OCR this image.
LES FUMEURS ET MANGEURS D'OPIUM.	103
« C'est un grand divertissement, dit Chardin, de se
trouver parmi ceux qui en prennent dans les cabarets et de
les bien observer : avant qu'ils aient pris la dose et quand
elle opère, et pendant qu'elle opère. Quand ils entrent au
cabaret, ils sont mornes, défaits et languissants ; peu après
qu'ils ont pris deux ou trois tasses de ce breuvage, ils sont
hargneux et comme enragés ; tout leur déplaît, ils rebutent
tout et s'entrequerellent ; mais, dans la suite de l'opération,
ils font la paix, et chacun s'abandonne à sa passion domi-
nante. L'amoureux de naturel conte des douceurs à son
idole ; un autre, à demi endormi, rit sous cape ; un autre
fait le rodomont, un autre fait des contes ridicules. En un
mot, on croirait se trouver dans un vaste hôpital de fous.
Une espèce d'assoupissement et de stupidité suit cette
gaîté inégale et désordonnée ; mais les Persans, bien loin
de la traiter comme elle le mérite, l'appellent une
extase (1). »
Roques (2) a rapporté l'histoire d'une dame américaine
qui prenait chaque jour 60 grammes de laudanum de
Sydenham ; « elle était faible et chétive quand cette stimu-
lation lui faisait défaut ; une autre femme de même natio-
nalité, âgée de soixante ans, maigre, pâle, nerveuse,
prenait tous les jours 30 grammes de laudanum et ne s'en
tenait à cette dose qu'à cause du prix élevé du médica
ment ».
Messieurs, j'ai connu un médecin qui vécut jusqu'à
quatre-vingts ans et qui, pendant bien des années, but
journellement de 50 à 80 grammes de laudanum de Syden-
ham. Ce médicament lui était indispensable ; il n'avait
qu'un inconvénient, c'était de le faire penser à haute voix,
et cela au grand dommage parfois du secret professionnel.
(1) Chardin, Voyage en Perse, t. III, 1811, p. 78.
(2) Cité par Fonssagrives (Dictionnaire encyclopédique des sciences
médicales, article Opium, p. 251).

EXERCISE PROMPT: Reproduce the full listing word for word.

OUTPUT BELOW:
OCR this image.
LES FUMEURS ET MANGEURS D'OPIUM.	103
« C'est un grand divertissement, dit Chardin, de se
trouver parmi ceux qui en prennent dans les cabarets et de
les bien observer : avant qu'ils aient pris la dose et quand
elle opère, et pendant qu'elle opère. Quand ils entrent au
cabaret, ils sont mornes, défaits et languissants ; peu après
qu'ils ont pris deux ou trois tasses de ce breuvage, ils sont
hargneux et comme enragés ; tout leur déplaît, ils rebutent
tout et s'entrequerellent ; mais, dans la suite de l'opération,
ils font la paix, et chacun s'abandonne à sa passion domi-
nante. L'amoureux de naturel conte des douceurs à son
idole ; un autre, à demi endormi, rit sous cape ; un autre
fait le rodomont, un autre fait des contes ridicules. En un
mot, on croirait se trouver dans un vaste hôpital de fous.
Une espèce d'assoupissement et de stupidité suit cette
gaîté inégale et désordonnée ; mais les Persans, bien loin
de la traiter comme elle le mérite, l'appellent une
extase (1). »
Roques (2) a rapporté l'histoire d'une dame américaine
qui prenait chaque jour 60 grammes de laudanum de
Sydenham ; « elle était faible et chétive quand cette stimu-
lation lui faisait défaut ; une autre femme de même natio-
nalité, âgée de soixante ans, maigre, pâle, nerveuse,
prenait tous les jours 30 grammes de laudanum et ne s'en
tenait à cette dose qu'à cause du prix élevé du médica
ment ».
Messieurs, j'ai connu un médecin qui vécut jusqu'à
quatre-vingts ans et qui, pendant bien des années, but
journellement de 50 à 80 grammes de laudanum de Syden-
ham. Ce médicament lui était indispensable ; il n'avait
qu'un inconvénient, c'était de le faire penser à haute voix,
et cela au grand dommage parfois du secret professionnel.
(1) Chardin, Voyage en Perse, t. III, 1811, p. 78.
(2) Cité par Fonssagrives (Dictionnaire encyclopédique des sciences
médicales, article Opium, p. 251).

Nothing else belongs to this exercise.